**What is asked**
Scan the entries below for the word "Story". Copy each line that has it.

** start **

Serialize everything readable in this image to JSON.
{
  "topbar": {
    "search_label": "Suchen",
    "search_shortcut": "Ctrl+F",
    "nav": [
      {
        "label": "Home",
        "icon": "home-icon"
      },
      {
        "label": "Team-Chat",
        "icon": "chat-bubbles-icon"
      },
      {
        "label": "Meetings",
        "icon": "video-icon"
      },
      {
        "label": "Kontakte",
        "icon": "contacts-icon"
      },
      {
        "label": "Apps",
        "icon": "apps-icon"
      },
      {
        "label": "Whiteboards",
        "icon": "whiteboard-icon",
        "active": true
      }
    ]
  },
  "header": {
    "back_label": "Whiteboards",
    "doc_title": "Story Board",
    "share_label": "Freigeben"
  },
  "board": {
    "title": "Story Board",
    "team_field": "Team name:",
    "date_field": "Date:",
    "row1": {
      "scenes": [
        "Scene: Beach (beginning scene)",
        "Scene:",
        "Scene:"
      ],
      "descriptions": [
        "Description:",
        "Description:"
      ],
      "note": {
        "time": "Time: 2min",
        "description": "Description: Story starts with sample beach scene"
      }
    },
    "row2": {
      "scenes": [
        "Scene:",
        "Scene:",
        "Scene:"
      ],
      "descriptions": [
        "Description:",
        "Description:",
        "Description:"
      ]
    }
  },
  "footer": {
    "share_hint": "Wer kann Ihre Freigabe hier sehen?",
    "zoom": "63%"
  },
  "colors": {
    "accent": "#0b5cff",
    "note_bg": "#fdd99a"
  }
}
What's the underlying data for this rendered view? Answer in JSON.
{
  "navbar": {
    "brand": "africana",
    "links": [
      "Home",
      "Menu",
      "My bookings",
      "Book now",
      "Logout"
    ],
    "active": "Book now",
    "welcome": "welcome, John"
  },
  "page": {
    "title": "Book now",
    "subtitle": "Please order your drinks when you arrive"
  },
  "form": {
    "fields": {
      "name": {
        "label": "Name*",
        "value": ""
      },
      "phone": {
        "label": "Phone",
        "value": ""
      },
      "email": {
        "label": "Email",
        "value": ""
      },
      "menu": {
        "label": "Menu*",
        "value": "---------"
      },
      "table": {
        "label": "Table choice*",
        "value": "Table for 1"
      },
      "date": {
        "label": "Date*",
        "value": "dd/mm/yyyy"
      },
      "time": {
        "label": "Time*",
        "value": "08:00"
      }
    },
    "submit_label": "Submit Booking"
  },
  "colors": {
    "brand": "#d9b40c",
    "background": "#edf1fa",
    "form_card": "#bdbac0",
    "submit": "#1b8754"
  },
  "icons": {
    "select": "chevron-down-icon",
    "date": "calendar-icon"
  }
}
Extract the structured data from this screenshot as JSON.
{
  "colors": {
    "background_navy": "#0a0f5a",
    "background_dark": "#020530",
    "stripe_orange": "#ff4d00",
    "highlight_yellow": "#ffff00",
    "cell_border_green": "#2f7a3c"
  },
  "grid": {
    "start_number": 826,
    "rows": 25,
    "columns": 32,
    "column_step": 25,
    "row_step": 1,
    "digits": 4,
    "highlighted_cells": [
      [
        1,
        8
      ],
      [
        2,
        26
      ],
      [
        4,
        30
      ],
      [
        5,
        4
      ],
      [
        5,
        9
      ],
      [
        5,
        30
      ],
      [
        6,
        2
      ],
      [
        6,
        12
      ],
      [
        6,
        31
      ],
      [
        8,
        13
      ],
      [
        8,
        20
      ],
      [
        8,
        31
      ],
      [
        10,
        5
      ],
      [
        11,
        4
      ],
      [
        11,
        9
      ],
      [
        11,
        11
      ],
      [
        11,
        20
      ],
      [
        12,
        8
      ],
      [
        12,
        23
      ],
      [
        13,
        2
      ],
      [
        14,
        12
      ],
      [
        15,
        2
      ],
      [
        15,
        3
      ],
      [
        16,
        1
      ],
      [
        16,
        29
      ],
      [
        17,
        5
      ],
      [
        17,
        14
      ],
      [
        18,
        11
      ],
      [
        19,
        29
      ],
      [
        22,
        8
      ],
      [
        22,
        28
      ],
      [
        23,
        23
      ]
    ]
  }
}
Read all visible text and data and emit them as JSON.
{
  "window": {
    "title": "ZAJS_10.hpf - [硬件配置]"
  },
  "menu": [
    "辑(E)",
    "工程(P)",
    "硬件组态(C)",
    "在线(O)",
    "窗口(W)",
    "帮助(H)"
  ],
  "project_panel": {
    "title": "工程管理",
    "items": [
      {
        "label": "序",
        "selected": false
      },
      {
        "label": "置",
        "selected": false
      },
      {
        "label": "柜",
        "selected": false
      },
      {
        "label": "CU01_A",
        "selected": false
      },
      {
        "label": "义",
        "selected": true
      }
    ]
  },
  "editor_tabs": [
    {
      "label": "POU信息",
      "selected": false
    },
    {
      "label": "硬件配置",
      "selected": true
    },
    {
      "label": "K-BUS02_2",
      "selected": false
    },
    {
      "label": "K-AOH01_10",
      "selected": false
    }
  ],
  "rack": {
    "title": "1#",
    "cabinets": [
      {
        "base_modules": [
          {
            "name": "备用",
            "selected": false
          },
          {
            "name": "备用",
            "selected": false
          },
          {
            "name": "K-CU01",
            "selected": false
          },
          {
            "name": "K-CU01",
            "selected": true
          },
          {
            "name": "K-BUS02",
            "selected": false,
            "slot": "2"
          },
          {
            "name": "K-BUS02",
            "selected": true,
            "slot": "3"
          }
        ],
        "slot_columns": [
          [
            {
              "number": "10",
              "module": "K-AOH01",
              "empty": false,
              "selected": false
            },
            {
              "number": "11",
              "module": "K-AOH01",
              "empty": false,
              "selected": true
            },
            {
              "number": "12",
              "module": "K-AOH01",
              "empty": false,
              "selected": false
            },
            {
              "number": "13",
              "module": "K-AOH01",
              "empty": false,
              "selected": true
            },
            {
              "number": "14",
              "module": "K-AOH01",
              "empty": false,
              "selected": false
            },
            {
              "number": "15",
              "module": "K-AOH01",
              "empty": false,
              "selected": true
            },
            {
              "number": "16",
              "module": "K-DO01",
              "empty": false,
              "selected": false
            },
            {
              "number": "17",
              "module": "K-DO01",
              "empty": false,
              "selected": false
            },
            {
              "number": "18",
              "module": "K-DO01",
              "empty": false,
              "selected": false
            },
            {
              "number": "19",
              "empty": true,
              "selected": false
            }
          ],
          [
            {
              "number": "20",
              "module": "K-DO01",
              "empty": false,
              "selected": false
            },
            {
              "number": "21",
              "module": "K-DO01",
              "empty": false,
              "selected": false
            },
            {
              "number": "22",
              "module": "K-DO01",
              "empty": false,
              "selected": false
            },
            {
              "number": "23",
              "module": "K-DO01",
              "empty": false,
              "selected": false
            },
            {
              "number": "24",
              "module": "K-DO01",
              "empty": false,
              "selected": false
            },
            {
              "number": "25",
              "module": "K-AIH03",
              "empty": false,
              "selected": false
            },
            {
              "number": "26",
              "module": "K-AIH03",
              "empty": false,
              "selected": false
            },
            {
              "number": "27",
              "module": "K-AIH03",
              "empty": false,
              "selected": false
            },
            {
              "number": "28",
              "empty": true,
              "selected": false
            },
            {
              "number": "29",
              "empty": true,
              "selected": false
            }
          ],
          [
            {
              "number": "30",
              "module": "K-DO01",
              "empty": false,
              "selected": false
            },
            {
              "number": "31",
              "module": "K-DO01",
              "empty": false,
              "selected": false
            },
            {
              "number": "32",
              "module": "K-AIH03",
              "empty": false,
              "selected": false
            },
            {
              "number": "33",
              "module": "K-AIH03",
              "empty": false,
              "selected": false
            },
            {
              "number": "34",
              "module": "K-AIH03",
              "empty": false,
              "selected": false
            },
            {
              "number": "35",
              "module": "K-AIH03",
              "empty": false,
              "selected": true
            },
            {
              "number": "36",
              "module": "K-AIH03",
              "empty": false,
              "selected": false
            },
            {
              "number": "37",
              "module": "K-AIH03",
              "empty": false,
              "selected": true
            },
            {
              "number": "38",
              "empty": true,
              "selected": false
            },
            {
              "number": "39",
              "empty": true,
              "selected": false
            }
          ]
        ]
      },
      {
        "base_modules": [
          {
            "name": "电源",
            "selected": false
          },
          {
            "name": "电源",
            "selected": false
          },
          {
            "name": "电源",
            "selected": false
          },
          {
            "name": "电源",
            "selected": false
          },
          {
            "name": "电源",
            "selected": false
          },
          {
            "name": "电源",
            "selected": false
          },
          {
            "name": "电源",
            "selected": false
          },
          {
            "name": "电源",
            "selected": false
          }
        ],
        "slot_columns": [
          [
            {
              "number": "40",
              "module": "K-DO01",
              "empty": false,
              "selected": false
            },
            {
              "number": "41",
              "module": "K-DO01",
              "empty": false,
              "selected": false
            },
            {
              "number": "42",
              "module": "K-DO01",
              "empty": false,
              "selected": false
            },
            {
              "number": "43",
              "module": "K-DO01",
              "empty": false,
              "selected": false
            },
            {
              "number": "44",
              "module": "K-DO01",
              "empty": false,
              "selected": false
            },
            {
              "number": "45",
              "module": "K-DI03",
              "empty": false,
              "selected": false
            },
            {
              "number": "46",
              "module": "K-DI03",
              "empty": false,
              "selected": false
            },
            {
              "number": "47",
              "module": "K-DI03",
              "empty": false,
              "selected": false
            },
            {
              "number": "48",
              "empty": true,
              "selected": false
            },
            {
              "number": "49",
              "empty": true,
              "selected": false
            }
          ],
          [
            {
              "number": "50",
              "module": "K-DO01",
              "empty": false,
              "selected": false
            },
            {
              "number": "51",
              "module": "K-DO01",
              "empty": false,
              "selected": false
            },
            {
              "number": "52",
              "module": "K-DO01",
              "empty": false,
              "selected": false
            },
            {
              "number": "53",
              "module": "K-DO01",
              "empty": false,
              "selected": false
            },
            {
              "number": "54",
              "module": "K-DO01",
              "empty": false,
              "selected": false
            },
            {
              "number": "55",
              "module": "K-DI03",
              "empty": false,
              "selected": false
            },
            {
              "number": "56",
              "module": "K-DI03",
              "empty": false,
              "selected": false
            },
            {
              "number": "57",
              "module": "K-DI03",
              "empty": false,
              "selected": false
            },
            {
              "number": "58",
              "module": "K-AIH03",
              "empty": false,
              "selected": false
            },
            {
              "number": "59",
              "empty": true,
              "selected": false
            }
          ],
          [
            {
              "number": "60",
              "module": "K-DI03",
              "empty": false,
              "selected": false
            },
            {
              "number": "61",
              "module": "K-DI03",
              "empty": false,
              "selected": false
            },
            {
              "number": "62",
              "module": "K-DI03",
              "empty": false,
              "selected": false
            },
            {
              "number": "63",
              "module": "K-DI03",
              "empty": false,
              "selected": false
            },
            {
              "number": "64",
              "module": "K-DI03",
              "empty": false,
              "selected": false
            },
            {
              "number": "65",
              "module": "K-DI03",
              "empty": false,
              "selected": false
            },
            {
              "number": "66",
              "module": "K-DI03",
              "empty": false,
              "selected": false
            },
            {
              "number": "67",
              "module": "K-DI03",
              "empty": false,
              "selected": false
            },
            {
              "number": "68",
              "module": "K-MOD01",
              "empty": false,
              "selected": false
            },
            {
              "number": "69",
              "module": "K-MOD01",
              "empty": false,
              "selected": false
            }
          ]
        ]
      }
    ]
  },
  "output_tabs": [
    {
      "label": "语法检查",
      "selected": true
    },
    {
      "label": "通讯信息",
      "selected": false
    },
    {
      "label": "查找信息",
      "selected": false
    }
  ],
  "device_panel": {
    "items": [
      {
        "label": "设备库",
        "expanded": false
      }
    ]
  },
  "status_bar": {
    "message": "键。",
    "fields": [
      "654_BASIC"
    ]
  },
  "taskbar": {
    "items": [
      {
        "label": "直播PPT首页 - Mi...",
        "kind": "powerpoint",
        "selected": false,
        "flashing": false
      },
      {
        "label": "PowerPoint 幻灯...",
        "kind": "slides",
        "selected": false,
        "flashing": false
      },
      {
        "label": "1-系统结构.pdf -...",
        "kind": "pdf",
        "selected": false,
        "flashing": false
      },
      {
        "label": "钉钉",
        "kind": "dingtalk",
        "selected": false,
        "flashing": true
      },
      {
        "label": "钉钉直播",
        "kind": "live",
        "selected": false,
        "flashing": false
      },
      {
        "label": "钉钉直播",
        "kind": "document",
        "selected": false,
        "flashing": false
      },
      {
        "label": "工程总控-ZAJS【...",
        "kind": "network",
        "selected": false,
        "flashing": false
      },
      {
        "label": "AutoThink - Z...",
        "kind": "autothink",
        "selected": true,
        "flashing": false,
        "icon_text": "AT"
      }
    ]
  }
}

** end **

**Answer**
    "doc_title": "Story Board",
    "title": "Story Board",
        "description": "Description: Story starts with sample beach scene"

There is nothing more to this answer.